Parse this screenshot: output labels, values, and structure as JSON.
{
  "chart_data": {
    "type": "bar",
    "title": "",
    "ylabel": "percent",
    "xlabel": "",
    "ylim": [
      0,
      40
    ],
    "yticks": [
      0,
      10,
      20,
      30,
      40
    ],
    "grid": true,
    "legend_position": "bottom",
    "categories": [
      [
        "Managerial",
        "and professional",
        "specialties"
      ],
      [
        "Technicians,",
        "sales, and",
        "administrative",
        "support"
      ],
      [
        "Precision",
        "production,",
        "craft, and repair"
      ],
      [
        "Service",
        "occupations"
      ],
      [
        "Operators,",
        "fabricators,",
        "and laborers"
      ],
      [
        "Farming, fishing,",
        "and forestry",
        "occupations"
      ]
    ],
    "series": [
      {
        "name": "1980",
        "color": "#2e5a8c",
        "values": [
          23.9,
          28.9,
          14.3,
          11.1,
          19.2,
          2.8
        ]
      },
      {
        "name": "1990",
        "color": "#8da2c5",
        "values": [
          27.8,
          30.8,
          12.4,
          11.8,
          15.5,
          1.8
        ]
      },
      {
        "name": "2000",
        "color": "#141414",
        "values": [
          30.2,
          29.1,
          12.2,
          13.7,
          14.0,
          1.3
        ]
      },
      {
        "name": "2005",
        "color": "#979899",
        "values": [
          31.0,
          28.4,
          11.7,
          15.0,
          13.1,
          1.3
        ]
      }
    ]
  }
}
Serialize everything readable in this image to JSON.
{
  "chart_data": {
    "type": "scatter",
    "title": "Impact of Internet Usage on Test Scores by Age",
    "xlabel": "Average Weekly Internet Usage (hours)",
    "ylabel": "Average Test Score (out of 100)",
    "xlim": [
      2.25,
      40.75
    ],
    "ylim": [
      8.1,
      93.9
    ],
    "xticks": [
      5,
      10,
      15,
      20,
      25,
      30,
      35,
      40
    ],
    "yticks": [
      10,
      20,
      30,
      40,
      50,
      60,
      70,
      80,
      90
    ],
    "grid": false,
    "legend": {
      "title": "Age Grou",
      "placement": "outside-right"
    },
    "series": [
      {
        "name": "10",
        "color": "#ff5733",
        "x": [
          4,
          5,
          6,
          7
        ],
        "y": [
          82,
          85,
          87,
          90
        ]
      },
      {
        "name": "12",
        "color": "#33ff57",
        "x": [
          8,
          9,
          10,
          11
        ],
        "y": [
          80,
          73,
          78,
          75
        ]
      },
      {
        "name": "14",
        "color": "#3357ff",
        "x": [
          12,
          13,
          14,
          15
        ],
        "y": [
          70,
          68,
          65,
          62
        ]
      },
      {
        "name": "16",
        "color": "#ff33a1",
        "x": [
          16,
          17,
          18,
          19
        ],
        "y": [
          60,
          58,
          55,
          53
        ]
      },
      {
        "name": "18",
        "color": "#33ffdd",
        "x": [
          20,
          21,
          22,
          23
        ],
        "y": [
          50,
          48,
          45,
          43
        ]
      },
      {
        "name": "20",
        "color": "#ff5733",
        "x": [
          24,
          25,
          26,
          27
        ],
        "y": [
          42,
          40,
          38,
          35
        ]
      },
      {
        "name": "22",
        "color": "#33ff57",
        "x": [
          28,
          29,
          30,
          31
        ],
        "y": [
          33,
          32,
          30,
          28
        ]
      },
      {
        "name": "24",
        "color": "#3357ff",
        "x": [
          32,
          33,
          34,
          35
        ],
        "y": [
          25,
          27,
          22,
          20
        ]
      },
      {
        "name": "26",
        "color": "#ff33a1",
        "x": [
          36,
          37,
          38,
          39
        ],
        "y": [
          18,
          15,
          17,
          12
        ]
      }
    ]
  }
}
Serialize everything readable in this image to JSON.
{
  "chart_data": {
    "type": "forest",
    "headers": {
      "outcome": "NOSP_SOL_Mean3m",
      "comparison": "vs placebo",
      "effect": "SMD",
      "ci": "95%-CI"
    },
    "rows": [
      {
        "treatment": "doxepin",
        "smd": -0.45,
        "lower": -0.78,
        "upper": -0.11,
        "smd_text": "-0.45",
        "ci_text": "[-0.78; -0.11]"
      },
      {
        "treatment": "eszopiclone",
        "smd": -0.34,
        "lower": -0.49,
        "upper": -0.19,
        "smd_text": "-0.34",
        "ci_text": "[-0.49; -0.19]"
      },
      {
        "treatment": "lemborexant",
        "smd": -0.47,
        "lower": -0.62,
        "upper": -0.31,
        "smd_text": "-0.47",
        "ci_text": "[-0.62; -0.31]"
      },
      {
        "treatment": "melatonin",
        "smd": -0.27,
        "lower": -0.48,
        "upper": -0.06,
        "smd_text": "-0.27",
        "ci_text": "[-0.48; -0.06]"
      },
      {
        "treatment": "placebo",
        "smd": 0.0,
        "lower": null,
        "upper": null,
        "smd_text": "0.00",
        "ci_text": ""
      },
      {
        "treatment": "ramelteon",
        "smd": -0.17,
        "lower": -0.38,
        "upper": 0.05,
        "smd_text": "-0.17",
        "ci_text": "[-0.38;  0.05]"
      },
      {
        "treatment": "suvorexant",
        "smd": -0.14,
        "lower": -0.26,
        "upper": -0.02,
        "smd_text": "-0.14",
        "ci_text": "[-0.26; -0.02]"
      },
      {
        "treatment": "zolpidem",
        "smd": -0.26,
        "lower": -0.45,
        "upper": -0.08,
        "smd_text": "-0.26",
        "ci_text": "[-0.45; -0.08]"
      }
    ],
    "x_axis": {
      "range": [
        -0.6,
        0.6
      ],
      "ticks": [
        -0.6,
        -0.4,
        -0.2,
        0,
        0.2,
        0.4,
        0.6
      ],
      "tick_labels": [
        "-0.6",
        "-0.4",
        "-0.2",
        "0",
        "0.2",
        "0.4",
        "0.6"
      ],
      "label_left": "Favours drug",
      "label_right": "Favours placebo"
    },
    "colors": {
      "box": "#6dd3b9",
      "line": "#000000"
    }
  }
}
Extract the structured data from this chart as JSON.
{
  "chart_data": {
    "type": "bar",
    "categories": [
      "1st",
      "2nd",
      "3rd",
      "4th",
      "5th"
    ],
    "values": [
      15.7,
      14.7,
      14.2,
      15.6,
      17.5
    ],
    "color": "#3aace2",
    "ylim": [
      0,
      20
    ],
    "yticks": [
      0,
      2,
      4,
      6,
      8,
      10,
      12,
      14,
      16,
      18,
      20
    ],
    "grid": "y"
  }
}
........
Please give back all of the records exactly as written.

§ **SOLUTION BELOW**:
Parse this screenshot: output labels, values, and structure as JSON.
{
  "chart_data": {
    "type": "bar",
    "title": "",
    "ylabel": "percent",
    "xlabel": "",
    "ylim": [
      0,
      40
    ],
    "yticks": [
      0,
      10,
      20,
      30,
      40
    ],
    "grid": true,
    "legend_position": "bottom",
    "categories": [
      [
        "Managerial",
        "and professional",
        "specialties"
      ],
      [
        "Technicians,",
        "sales, and",
        "administrative",
        "support"
      ],
      [
        "Precision",
        "production,",
        "craft, and repair"
      ],
      [
        "Service",
        "occupations"
      ],
      [
        "Operators,",
        "fabricators,",
        "and laborers"
      ],
      [
        "Farming, fishing,",
        "and forestry",
        "occupations"
      ]
    ],
    "series": [
      {
        "name": "1980",
        "color": "#2e5a8c",
        "values": [
          23.9,
          28.9,
          14.3,
          11.1,
          19.2,
          2.8
        ]
      },
      {
        "name": "1990",
        "color": "#8da2c5",
        "values": [
          27.8,
          30.8,
          12.4,
          11.8,
          15.5,
          1.8
        ]
      },
      {
        "name": "2000",
        "color": "#141414",
        "values": [
          30.2,
          29.1,
          12.2,
          13.7,
          14.0,
          1.3
        ]
      },
      {
        "name": "2005",
        "color": "#979899",
        "values": [
          31.0,
          28.4,
          11.7,
          15.0,
          13.1,
          1.3
        ]
      }
    ]
  }
}
Serialize everything readable in this image to JSON.
{
  "chart_data": {
    "type": "scatter",
    "title": "Impact of Internet Usage on Test Scores by Age",
    "xlabel": "Average Weekly Internet Usage (hours)",
    "ylabel": "Average Test Score (out of 100)",
    "xlim": [
      2.25,
      40.75
    ],
    "ylim": [
      8.1,
      93.9
    ],
    "xticks": [
      5,
      10,
      15,
      20,
      25,
      30,
      35,
      40
    ],
    "yticks": [
      10,
      20,
      30,
      40,
      50,
      60,
      70,
      80,
      90
    ],
    "grid": false,
    "legend": {
      "title": "Age Grou",
      "placement": "outside-right"
    },
    "series": [
      {
        "name": "10",
        "color": "#ff5733",
        "x": [
          4,
          5,
          6,
          7
        ],
        "y": [
          82,
          85,
          87,
          90
        ]
      },
      {
        "name": "12",
        "color": "#33ff57",
        "x": [
          8,
          9,
          10,
          11
        ],
        "y": [
          80,
          73,
          78,
          75
        ]
      },
      {
        "name": "14",
        "color": "#3357ff",
        "x": [
          12,
          13,
          14,
          15
        ],
        "y": [
          70,
          68,
          65,
          62
        ]
      },
      {
        "name": "16",
        "color": "#ff33a1",
        "x": [
          16,
          17,
          18,
          19
        ],
        "y": [
          60,
          58,
          55,
          53
        ]
      },
      {
        "name": "18",
        "color": "#33ffdd",
        "x": [
          20,
          21,
          22,
          23
        ],
        "y": [
          50,
          48,
          45,
          43
        ]
      },
      {
        "name": "20",
        "color": "#ff5733",
        "x": [
          24,
          25,
          26,
          27
        ],
        "y": [
          42,
          40,
          38,
          35
        ]
      },
      {
        "name": "22",
        "color": "#33ff57",
        "x": [
          28,
          29,
          30,
          31
        ],
        "y": [
          33,
          32,
          30,
          28
        ]
      },
      {
        "name": "24",
        "color": "#3357ff",
        "x": [
          32,
          33,
          34,
          35
        ],
        "y": [
          25,
          27,
          22,
          20
        ]
      },
      {
        "name": "26",
        "color": "#ff33a1",
        "x": [
          36,
          37,
          38,
          39
        ],
        "y": [
          18,
          15,
          17,
          12
        ]
      }
    ]
  }
}
Serialize everything readable in this image to JSON.
{
  "chart_data": {
    "type": "forest",
    "headers": {
      "outcome": "NOSP_SOL_Mean3m",
      "comparison": "vs placebo",
      "effect": "SMD",
      "ci": "95%-CI"
    },
    "rows": [
      {
        "treatment": "doxepin",
        "smd": -0.45,
        "lower": -0.78,
        "upper": -0.11,
        "smd_text": "-0.45",
        "ci_text": "[-0.78; -0.11]"
      },
      {
        "treatment": "eszopiclone",
        "smd": -0.34,
        "lower": -0.49,
        "upper": -0.19,
        "smd_text": "-0.34",
        "ci_text": "[-0.49; -0.19]"
      },
      {
        "treatment": "lemborexant",
        "smd": -0.47,
        "lower": -0.62,
        "upper": -0.31,
        "smd_text": "-0.47",
        "ci_text": "[-0.62; -0.31]"
      },
      {
        "treatment": "melatonin",
        "smd": -0.27,
        "lower": -0.48,
        "upper": -0.06,
        "smd_text": "-0.27",
        "ci_text": "[-0.48; -0.06]"
      },
      {
        "treatment": "placebo",
        "smd": 0.0,
        "lower": null,
        "upper": null,
        "smd_text": "0.00",
        "ci_text": ""
      },
      {
        "treatment": "ramelteon",
        "smd": -0.17,
        "lower": -0.38,
        "upper": 0.05,
        "smd_text": "-0.17",
        "ci_text": "[-0.38;  0.05]"
      },
      {
        "treatment": "suvorexant",
        "smd": -0.14,
        "lower": -0.26,
        "upper": -0.02,
        "smd_text": "-0.14",
        "ci_text": "[-0.26; -0.02]"
      },
      {
        "treatment": "zolpidem",
        "smd": -0.26,
        "lower": -0.45,
        "upper": -0.08,
        "smd_text": "-0.26",
        "ci_text": "[-0.45; -0.08]"
      }
    ],
    "x_axis": {
      "range": [
        -0.6,
        0.6
      ],
      "ticks": [
        -0.6,
        -0.4,
        -0.2,
        0,
        0.2,
        0.4,
        0.6
      ],
      "tick_labels": [
        "-0.6",
        "-0.4",
        "-0.2",
        "0",
        "0.2",
        "0.4",
        "0.6"
      ],
      "label_left": "Favours drug",
      "label_right": "Favours placebo"
    },
    "colors": {
      "box": "#6dd3b9",
      "line": "#000000"
    }
  }
}
Extract the structured data from this chart as JSON.
{
  "chart_data": {
    "type": "bar",
    "categories": [
      "1st",
      "2nd",
      "3rd",
      "4th",
      "5th"
    ],
    "values": [
      15.7,
      14.7,
      14.2,
      15.6,
      17.5
    ],
    "color": "#3aace2",
    "ylim": [
      0,
      20
    ],
    "yticks": [
      0,
      2,
      4,
      6,
      8,
      10,
      12,
      14,
      16,
      18,
      20
    ],
    "grid": "y"
  }
}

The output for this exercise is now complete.